SET PROBLEM
Output all records precisely as written.

──────────

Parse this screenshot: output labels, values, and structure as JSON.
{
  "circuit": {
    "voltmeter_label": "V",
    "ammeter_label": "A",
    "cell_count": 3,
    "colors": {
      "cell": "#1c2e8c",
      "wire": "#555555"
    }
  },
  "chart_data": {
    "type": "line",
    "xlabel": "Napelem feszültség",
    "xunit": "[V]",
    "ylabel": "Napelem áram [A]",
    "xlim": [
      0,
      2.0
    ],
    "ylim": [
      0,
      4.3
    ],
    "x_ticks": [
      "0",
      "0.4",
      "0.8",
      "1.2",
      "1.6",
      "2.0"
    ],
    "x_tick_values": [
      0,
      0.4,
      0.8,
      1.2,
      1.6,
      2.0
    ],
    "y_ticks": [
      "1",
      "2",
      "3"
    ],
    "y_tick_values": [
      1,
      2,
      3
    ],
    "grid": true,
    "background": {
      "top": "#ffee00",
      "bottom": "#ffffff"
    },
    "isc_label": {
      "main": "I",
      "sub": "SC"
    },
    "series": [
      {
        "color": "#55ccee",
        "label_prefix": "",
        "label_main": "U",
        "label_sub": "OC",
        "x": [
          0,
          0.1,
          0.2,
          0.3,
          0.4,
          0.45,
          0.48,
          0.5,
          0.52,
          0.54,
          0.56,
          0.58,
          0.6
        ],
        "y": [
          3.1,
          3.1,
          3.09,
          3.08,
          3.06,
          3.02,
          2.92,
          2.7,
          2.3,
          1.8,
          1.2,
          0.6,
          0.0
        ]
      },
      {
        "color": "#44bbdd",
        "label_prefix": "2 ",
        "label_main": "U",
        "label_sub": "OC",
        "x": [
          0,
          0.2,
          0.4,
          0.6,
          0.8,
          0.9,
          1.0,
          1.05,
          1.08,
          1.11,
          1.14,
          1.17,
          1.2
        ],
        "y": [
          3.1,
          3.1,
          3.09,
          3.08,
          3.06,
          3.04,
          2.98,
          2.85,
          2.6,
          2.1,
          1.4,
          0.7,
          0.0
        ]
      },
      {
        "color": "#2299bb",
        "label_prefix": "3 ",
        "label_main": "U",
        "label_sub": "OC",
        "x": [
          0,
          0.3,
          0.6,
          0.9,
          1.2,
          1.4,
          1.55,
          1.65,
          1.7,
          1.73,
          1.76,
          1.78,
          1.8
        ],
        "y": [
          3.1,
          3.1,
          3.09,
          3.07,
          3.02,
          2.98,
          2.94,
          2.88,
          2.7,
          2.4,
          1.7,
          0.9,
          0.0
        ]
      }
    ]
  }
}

──────────

RESULT OF THIS EXERCISE
Parse this screenshot: output labels, values, and structure as JSON.
{
  "circuit": {
    "voltmeter_label": "V",
    "ammeter_label": "A",
    "cell_count": 3,
    "colors": {
      "cell": "#1c2e8c",
      "wire": "#555555"
    }
  },
  "chart_data": {
    "type": "line",
    "xlabel": "Napelem feszültség",
    "xunit": "[V]",
    "ylabel": "Napelem áram [A]",
    "xlim": [
      0,
      2.0
    ],
    "ylim": [
      0,
      4.3
    ],
    "x_ticks": [
      "0",
      "0.4",
      "0.8",
      "1.2",
      "1.6",
      "2.0"
    ],
    "x_tick_values": [
      0,
      0.4,
      0.8,
      1.2,
      1.6,
      2.0
    ],
    "y_ticks": [
      "1",
      "2",
      "3"
    ],
    "y_tick_values": [
      1,
      2,
      3
    ],
    "grid": true,
    "background": {
      "top": "#ffee00",
      "bottom": "#ffffff"
    },
    "isc_label": {
      "main": "I",
      "sub": "SC"
    },
    "series": [
      {
        "color": "#55ccee",
        "label_prefix": "",
        "label_main": "U",
        "label_sub": "OC",
        "x": [
          0,
          0.1,
          0.2,
          0.3,
          0.4,
          0.45,
          0.48,
          0.5,
          0.52,
          0.54,
          0.56,
          0.58,
          0.6
        ],
        "y": [
          3.1,
          3.1,
          3.09,
          3.08,
          3.06,
          3.02,
          2.92,
          2.7,
          2.3,
          1.8,
          1.2,
          0.6,
          0.0
        ]
      },
      {
        "color": "#44bbdd",
        "label_prefix": "2 ",
        "label_main": "U",
        "label_sub": "OC",
        "x": [
          0,
          0.2,
          0.4,
          0.6,
          0.8,
          0.9,
          1.0,
          1.05,
          1.08,
          1.11,
          1.14,
          1.17,
          1.2
        ],
        "y": [
          3.1,
          3.1,
          3.09,
          3.08,
          3.06,
          3.04,
          2.98,
          2.85,
          2.6,
          2.1,
          1.4,
          0.7,
          0.0
        ]
      },
      {
        "color": "#2299bb",
        "label_prefix": "3 ",
        "label_main": "U",
        "label_sub": "OC",
        "x": [
          0,
          0.3,
          0.6,
          0.9,
          1.2,
          1.4,
          1.55,
          1.65,
          1.7,
          1.73,
          1.76,
          1.78,
          1.8
        ],
        "y": [
          3.1,
          3.1,
          3.09,
          3.07,
          3.02,
          2.98,
          2.94,
          2.88,
          2.7,
          2.4,
          1.7,
          0.9,
          0.0
        ]
      }
    ]
  }
}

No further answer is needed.